Given exercise. Copy every line of the listing that holds the string "Smoking".

Data supplied.
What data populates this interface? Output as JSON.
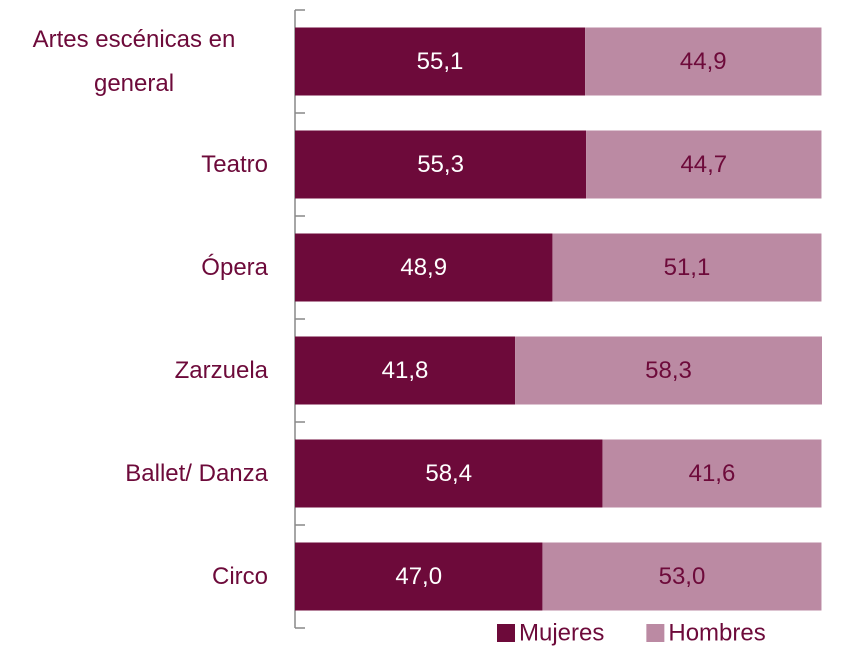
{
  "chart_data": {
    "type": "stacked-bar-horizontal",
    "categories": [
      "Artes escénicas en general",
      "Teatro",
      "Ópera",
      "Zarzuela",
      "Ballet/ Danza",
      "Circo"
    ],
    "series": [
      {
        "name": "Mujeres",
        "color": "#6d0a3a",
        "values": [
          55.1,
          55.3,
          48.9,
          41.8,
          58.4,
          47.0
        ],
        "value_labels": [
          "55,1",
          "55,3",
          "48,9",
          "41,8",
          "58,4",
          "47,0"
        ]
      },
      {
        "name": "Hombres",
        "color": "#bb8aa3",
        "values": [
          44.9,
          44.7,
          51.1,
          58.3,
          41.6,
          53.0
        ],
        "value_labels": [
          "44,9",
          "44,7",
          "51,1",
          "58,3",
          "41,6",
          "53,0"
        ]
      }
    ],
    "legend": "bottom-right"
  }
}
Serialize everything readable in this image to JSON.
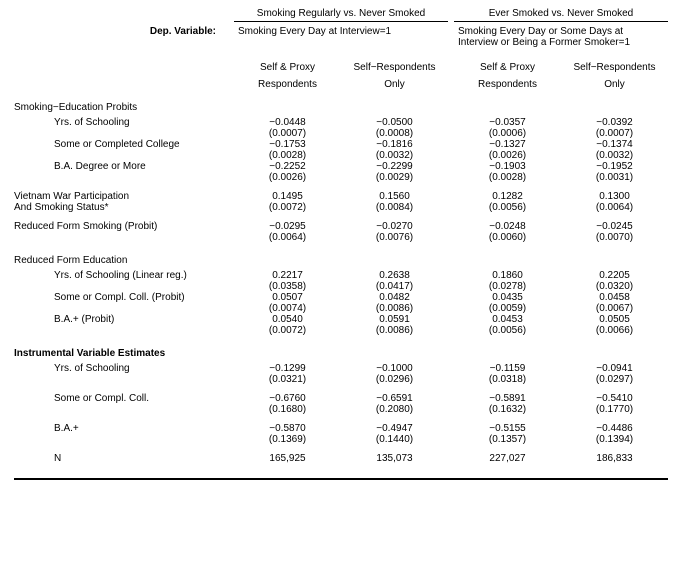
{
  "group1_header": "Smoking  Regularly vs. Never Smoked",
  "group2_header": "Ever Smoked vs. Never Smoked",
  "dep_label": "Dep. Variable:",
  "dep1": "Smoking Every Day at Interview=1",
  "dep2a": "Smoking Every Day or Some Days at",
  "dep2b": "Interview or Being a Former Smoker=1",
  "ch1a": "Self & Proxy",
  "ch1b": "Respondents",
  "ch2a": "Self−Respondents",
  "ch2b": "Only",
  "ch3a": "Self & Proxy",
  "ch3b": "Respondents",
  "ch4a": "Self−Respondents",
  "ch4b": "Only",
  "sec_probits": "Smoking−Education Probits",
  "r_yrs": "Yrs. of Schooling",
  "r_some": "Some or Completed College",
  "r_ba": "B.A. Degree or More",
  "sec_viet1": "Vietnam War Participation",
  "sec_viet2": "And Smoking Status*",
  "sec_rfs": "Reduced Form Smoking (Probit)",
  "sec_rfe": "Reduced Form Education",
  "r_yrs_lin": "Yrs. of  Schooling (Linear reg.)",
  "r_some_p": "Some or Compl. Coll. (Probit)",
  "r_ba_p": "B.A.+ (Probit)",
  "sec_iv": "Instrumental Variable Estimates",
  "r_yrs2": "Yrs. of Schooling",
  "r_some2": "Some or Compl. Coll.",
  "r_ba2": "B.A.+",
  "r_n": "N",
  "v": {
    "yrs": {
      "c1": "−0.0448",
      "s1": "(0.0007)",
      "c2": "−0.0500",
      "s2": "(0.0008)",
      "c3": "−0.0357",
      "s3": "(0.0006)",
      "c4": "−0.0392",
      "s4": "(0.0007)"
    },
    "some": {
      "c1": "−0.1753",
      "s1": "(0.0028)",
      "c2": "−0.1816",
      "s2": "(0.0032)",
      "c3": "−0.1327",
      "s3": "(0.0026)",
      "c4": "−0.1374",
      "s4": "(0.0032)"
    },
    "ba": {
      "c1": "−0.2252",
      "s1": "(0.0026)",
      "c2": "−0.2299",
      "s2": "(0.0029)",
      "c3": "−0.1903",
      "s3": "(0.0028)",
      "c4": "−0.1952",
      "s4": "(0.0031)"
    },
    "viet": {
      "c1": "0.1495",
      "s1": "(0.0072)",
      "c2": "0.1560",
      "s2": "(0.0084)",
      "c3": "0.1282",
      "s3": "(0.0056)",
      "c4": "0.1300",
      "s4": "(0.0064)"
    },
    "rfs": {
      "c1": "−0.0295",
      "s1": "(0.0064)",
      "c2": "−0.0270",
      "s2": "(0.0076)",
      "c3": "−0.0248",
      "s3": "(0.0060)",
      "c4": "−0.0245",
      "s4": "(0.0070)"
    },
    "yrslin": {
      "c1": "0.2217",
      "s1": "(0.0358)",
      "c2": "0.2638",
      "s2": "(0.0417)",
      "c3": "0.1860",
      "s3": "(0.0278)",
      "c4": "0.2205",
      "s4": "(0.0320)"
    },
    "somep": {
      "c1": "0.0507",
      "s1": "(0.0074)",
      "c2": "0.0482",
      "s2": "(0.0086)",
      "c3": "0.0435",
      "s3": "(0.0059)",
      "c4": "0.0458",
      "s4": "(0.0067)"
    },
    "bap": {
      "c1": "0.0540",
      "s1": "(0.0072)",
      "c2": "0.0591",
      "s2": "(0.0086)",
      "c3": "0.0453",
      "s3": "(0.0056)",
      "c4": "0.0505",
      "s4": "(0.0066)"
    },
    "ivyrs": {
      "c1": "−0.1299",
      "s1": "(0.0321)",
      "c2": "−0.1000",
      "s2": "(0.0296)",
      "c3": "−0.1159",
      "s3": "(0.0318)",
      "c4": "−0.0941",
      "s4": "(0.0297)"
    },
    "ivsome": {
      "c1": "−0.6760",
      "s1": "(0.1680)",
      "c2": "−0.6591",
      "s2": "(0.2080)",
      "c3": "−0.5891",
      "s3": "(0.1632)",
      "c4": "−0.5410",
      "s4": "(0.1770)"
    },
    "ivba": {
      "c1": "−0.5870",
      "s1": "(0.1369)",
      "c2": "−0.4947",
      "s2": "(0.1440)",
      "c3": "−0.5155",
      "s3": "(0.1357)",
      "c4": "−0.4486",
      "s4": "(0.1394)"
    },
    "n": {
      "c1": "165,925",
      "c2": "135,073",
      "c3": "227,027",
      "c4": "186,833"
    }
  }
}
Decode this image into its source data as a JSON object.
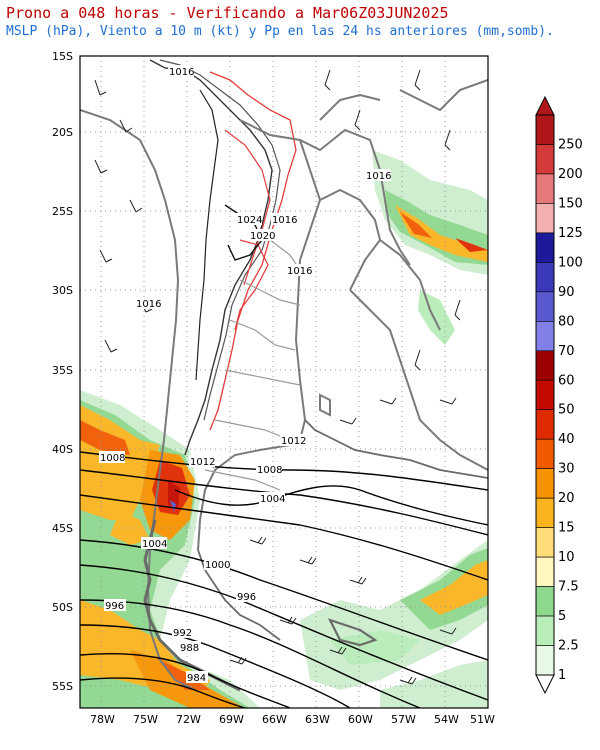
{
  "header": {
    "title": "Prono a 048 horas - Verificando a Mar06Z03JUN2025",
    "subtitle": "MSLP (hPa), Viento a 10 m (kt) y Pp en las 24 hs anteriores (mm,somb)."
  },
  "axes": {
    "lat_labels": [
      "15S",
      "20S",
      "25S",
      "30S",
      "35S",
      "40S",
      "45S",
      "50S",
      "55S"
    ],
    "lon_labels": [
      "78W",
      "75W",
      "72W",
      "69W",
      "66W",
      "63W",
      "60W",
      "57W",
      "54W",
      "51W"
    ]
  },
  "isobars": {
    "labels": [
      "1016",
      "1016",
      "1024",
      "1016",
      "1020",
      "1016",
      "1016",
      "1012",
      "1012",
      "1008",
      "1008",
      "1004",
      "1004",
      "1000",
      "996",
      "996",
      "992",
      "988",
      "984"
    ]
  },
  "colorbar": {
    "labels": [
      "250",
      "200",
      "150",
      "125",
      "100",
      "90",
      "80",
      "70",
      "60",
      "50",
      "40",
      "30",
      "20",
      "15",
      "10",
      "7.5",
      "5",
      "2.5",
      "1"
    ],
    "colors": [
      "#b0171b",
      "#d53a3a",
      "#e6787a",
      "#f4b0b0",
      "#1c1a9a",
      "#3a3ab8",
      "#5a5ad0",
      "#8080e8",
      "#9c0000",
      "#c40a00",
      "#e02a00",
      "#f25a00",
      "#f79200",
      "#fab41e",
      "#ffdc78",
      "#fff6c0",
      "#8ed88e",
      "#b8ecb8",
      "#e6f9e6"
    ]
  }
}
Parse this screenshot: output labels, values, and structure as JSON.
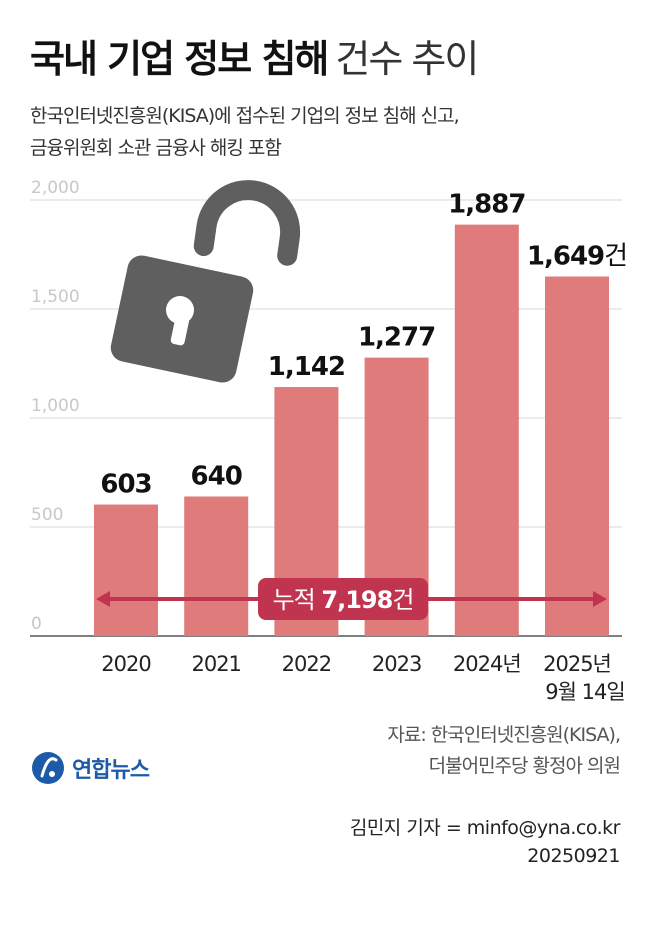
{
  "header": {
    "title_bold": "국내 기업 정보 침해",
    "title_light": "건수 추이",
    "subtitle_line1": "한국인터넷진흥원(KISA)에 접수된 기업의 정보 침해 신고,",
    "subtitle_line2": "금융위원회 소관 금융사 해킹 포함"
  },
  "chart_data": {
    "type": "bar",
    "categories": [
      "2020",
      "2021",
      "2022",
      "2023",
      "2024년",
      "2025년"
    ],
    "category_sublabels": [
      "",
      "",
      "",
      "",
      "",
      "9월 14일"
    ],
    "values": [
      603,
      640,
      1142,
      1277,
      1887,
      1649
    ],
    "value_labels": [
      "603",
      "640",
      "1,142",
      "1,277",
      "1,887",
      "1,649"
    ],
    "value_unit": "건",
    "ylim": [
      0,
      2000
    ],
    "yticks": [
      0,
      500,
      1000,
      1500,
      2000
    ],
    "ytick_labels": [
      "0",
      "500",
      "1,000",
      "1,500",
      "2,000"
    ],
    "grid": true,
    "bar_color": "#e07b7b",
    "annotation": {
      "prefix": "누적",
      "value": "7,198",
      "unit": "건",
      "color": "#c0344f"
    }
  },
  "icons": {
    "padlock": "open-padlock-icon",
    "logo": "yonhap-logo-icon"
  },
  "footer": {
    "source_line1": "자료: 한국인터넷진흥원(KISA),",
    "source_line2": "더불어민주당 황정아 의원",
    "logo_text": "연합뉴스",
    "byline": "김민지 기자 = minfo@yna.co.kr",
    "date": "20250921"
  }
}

Result for this exercise.
  "group1_header": "Smoking  Regularly vs. Never Smoked",
  "dep1": "Smoking Every Day at Interview=1",
  "dep2a": "Smoking Every Day or Some Days at",
  "sec_probits": "Smoking−Education Probits",
  "sec_viet2": "And Smoking Status*",
  "sec_rfs": "Reduced Form Smoking (Probit)",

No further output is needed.